* **Goal**
Scan the entries below for the word "JSON". Copy each line that has it.
+===+
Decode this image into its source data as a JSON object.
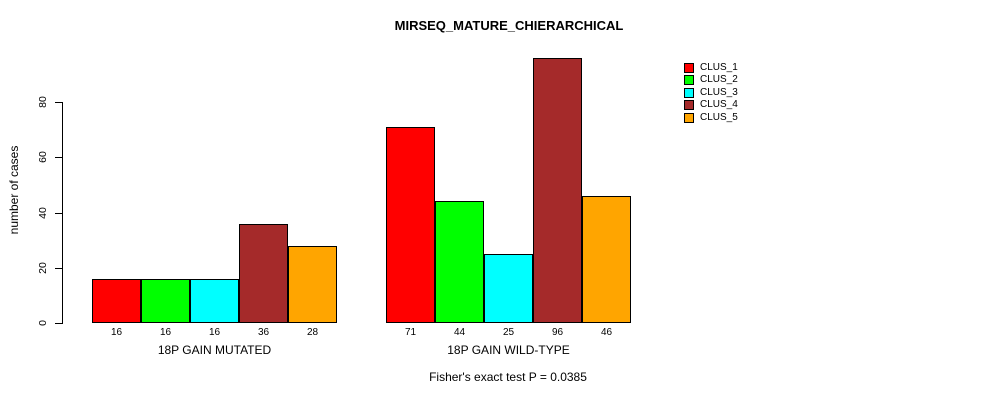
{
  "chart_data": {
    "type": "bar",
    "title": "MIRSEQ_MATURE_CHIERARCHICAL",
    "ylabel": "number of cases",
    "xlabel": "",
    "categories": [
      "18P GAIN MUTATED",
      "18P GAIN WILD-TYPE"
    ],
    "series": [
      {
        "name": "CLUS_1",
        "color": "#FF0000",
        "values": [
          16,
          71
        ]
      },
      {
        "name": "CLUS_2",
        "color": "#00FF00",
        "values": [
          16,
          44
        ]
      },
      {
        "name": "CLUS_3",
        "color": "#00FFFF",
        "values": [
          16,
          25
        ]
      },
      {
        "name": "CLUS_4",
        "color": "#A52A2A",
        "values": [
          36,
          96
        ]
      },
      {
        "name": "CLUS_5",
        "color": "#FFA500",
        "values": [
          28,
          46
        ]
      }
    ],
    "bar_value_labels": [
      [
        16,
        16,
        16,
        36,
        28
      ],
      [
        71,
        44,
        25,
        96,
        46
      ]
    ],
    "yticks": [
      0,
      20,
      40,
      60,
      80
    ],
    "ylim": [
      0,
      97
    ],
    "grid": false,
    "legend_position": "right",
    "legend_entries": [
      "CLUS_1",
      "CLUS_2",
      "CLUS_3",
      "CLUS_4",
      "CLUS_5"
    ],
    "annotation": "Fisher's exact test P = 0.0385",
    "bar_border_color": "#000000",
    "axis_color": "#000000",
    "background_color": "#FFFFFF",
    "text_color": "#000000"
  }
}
+===+
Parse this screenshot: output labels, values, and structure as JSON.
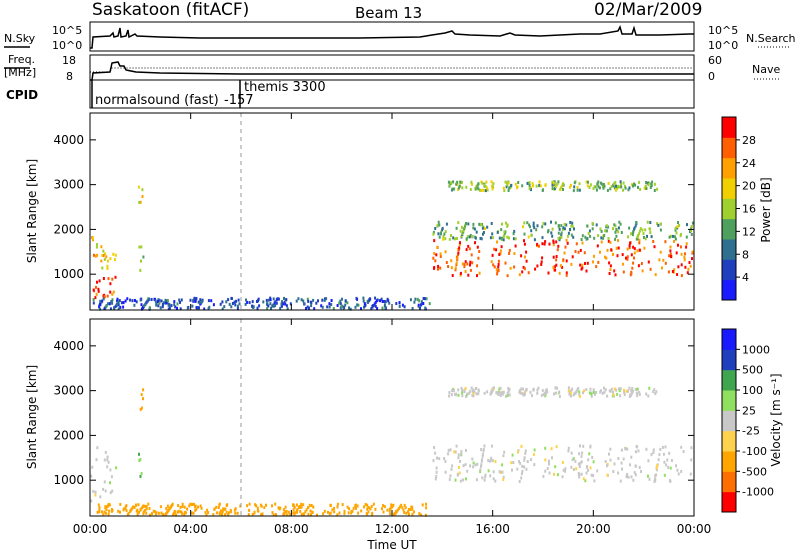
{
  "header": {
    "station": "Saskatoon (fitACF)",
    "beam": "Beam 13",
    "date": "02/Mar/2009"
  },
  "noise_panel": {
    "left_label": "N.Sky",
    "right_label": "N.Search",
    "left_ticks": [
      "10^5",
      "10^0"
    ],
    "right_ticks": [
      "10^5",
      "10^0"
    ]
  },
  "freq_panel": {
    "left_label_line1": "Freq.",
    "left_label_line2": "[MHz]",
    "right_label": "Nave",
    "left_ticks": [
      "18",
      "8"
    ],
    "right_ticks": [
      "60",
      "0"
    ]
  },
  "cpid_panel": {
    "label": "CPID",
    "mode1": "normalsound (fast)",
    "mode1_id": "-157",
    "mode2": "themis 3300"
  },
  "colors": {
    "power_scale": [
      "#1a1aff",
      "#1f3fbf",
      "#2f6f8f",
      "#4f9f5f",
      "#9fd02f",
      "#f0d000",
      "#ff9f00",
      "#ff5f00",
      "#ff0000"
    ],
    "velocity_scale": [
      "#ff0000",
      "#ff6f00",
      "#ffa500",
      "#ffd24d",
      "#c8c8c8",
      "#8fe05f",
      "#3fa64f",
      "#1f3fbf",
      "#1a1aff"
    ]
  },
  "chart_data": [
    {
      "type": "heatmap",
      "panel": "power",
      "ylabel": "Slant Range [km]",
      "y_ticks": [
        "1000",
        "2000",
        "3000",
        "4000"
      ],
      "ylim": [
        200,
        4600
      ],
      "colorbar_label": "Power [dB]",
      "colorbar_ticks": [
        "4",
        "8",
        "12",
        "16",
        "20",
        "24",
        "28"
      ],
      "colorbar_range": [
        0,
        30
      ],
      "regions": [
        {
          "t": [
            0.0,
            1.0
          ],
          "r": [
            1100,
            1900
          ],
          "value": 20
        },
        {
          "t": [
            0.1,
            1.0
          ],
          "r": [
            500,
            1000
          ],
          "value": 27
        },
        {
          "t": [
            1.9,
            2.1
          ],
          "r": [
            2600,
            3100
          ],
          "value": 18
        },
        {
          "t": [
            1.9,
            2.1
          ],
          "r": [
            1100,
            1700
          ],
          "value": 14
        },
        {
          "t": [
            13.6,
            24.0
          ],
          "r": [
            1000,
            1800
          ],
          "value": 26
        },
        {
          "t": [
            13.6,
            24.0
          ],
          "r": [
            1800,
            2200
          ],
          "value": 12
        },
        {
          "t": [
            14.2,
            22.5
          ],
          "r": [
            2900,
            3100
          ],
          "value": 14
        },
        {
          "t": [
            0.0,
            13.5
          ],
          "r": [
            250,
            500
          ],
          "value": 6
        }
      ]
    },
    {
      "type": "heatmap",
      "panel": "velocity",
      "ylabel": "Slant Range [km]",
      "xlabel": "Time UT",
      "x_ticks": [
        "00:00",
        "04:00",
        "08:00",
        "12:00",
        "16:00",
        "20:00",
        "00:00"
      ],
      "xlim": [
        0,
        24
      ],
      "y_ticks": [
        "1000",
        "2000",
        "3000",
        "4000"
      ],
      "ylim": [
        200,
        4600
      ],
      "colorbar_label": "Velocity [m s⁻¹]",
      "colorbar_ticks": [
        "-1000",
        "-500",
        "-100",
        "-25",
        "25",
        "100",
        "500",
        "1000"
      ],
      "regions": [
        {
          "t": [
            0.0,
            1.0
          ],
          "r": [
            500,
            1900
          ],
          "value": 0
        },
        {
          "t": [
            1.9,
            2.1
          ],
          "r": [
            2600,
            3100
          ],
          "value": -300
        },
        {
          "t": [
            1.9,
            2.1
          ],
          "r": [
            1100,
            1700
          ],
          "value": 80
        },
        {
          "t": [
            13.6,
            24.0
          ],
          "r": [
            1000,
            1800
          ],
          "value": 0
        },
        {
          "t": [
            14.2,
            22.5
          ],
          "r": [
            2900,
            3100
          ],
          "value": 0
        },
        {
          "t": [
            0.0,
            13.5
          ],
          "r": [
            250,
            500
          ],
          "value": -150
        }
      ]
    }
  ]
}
+===+
* **Result of this exercise**
Decode this image into its source data as a JSON object.
Parse this screenshot: output labels, values, and structure as JSON.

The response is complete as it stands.